◆ WHAT TO DO ◆
Reproduce every one of the items below word for word, line by line.

◆ SUPPLIED RECORDS ◆
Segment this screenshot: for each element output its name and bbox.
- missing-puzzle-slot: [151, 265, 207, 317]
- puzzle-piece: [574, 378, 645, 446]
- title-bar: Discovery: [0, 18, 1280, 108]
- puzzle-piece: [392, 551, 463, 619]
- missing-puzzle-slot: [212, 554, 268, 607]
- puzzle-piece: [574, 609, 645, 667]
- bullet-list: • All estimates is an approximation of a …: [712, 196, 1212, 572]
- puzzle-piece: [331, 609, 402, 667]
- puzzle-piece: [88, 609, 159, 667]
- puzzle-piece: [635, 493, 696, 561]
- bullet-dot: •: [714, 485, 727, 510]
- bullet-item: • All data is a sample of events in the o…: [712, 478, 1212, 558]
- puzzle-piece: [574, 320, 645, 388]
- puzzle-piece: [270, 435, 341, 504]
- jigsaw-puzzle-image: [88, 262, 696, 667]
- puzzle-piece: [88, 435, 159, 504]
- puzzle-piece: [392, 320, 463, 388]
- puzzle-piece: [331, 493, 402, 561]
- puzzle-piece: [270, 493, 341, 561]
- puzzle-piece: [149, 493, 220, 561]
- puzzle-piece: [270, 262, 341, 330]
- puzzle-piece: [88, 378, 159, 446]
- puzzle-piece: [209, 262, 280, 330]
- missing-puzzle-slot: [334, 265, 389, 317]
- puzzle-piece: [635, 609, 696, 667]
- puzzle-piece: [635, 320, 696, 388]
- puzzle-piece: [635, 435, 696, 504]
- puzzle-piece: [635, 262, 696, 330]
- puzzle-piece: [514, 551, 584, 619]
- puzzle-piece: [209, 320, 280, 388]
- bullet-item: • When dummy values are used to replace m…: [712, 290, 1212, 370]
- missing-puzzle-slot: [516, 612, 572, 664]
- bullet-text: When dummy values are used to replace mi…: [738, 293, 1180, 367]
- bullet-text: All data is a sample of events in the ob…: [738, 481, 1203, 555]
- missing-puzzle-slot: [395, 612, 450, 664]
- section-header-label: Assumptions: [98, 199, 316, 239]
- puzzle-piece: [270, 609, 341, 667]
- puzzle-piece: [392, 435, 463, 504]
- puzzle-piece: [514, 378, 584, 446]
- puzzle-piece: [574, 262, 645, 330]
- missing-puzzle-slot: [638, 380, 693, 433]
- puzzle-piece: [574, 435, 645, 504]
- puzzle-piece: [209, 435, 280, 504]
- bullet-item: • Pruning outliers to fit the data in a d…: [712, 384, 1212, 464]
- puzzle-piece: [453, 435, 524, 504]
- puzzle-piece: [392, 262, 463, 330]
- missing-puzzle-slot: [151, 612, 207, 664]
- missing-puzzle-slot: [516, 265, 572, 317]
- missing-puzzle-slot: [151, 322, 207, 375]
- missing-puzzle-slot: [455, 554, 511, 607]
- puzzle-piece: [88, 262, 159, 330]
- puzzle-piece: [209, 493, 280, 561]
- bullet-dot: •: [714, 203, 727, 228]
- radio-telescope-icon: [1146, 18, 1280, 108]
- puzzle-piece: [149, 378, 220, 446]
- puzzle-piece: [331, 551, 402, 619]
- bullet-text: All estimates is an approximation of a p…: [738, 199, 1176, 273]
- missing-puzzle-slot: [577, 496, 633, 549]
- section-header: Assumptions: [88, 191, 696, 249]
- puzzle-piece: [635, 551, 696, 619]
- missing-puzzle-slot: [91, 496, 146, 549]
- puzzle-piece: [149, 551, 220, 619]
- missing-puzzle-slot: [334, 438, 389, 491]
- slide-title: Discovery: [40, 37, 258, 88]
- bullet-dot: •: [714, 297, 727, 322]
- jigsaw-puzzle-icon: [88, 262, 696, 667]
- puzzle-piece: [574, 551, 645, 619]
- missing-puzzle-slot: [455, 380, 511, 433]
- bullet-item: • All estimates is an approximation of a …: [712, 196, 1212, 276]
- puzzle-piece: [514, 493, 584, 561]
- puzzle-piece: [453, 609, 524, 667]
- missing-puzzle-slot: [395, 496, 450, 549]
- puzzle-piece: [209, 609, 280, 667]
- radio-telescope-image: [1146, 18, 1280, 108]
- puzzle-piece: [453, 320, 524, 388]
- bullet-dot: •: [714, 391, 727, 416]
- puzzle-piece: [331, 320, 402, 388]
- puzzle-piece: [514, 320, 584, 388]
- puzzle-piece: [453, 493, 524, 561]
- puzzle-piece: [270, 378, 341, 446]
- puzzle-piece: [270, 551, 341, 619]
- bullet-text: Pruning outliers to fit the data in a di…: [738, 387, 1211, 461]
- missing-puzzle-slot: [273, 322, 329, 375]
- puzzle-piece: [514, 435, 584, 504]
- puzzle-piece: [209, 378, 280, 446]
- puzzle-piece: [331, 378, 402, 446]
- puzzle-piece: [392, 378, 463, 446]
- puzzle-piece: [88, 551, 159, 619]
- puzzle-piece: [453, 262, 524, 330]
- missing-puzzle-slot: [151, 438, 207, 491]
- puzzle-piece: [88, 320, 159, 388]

◆ CORRECT RESULT ◆
Segment this screenshot: for each element output its name and bbox.
- missing-puzzle-slot: [151, 265, 207, 317]
- puzzle-piece: [574, 378, 645, 446]
- title-bar: Discovery: [0, 18, 1280, 108]
- puzzle-piece: [392, 551, 463, 619]
- missing-puzzle-slot: [212, 554, 268, 607]
- puzzle-piece: [574, 609, 645, 667]
- bullet-list: • All estimates is an approximation of a …: [712, 196, 1212, 572]
- puzzle-piece: [331, 609, 402, 667]
- puzzle-piece: [88, 609, 159, 667]
- puzzle-piece: [635, 493, 696, 561]
- bullet-dot: •: [714, 485, 727, 510]
- bullet-item: • All data is a sample of events in the o…: [712, 478, 1212, 558]
- puzzle-piece: [574, 320, 645, 388]
- puzzle-piece: [270, 435, 341, 504]
- jigsaw-puzzle-image: [88, 262, 696, 667]
- puzzle-piece: [88, 435, 159, 504]
- puzzle-piece: [392, 320, 463, 388]
- puzzle-piece: [331, 493, 402, 561]
- puzzle-piece: [270, 493, 341, 561]
- puzzle-piece: [149, 493, 220, 561]
- puzzle-piece: [270, 262, 341, 330]
- puzzle-piece: [88, 378, 159, 446]
- puzzle-piece: [209, 262, 280, 330]
- missing-puzzle-slot: [334, 265, 389, 317]
- puzzle-piece: [635, 609, 696, 667]
- puzzle-piece: [635, 320, 696, 388]
- puzzle-piece: [635, 435, 696, 504]
- puzzle-piece: [635, 262, 696, 330]
- puzzle-piece: [514, 551, 584, 619]
- puzzle-piece: [209, 320, 280, 388]
- bullet-item: • When dummy values are used to replace m…: [712, 290, 1212, 370]
- missing-puzzle-slot: [516, 612, 572, 664]
- bullet-text: When dummy values are used to replace mi…: [738, 293, 1180, 367]
- bullet-text: All data is a sample of events in the ob…: [738, 481, 1203, 555]
- missing-puzzle-slot: [395, 612, 450, 664]
- section-header-label: Assumptions: [98, 199, 316, 239]
- puzzle-piece: [270, 609, 341, 667]
- puzzle-piece: [392, 435, 463, 504]
- puzzle-piece: [514, 378, 584, 446]
- puzzle-piece: [574, 262, 645, 330]
- missing-puzzle-slot: [638, 380, 693, 433]
- puzzle-piece: [574, 435, 645, 504]
- puzzle-piece: [209, 435, 280, 504]
- bullet-item: • Pruning outliers to fit the data in a d…: [712, 384, 1212, 464]
- puzzle-piece: [453, 435, 524, 504]
- puzzle-piece: [392, 262, 463, 330]
- missing-puzzle-slot: [151, 612, 207, 664]
- missing-puzzle-slot: [516, 265, 572, 317]
- missing-puzzle-slot: [151, 322, 207, 375]
- missing-puzzle-slot: [455, 554, 511, 607]
- puzzle-piece: [88, 262, 159, 330]
- puzzle-piece: [209, 493, 280, 561]
- bullet-dot: •: [714, 203, 727, 228]
- radio-telescope-icon: [1146, 18, 1280, 108]
- puzzle-piece: [149, 378, 220, 446]
- puzzle-piece: [331, 551, 402, 619]
- bullet-text: All estimates is an approximation of a p…: [738, 199, 1176, 273]
- missing-puzzle-slot: [577, 496, 633, 549]
- section-header: Assumptions: [88, 191, 696, 249]
- puzzle-piece: [635, 551, 696, 619]
- missing-puzzle-slot: [91, 496, 146, 549]
- puzzle-piece: [149, 551, 220, 619]
- missing-puzzle-slot: [334, 438, 389, 491]
- slide-title: Discovery: [40, 37, 258, 88]
- bullet-dot: •: [714, 297, 727, 322]
- jigsaw-puzzle-icon: [88, 262, 696, 667]
- puzzle-piece: [574, 551, 645, 619]
- missing-puzzle-slot: [455, 380, 511, 433]
- bullet-item: • All estimates is an approximation of a …: [712, 196, 1212, 276]
- puzzle-piece: [514, 493, 584, 561]
- puzzle-piece: [453, 609, 524, 667]
- missing-puzzle-slot: [395, 496, 450, 549]
- puzzle-piece: [209, 609, 280, 667]
- radio-telescope-image: [1146, 18, 1280, 108]
- puzzle-piece: [453, 320, 524, 388]
- bullet-dot: •: [714, 391, 727, 416]
- puzzle-piece: [331, 320, 402, 388]
- puzzle-piece: [514, 320, 584, 388]
- puzzle-piece: [453, 493, 524, 561]
- puzzle-piece: [270, 378, 341, 446]
- puzzle-piece: [270, 551, 341, 619]
- bullet-text: Pruning outliers to fit the data in a di…: [738, 387, 1211, 461]
- missing-puzzle-slot: [273, 322, 329, 375]
- puzzle-piece: [514, 435, 584, 504]
- puzzle-piece: [209, 378, 280, 446]
- puzzle-piece: [331, 378, 402, 446]
- puzzle-piece: [392, 378, 463, 446]
- puzzle-piece: [88, 551, 159, 619]
- puzzle-piece: [453, 262, 524, 330]
- missing-puzzle-slot: [151, 438, 207, 491]
- puzzle-piece: [88, 320, 159, 388]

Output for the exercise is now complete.